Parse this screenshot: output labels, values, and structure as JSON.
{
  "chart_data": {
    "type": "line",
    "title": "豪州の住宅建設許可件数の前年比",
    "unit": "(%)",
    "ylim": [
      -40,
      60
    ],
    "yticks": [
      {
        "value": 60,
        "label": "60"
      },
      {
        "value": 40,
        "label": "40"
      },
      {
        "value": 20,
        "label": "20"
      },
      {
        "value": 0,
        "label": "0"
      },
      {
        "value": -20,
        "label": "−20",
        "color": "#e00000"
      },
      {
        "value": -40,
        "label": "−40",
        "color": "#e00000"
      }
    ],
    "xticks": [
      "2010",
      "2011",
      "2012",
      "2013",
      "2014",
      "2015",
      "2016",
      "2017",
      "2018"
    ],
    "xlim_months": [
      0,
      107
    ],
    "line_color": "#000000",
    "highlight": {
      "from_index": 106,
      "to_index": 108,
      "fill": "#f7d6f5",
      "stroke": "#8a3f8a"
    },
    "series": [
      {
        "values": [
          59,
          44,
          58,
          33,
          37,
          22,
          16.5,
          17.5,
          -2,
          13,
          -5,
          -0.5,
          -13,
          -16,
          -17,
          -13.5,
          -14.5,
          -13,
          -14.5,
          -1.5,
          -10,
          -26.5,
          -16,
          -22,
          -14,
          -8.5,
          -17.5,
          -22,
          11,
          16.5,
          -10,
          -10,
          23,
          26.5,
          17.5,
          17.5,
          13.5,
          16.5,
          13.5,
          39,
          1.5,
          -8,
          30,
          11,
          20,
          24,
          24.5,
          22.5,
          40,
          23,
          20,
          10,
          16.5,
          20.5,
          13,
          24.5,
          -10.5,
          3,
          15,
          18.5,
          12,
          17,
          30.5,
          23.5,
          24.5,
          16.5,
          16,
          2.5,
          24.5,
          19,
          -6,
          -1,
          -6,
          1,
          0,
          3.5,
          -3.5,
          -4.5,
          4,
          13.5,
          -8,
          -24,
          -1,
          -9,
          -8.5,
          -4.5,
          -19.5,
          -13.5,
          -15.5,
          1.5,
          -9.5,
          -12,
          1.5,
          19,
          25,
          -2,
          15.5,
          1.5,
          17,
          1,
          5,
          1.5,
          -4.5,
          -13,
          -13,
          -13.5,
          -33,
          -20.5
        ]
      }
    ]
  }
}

════════════════

Objective ::
Locate the word "values" in the entries, and copy every line where it is found.

Task solution ::
Parse this screenshot: output labels, values, and structure as JSON.
        "values": [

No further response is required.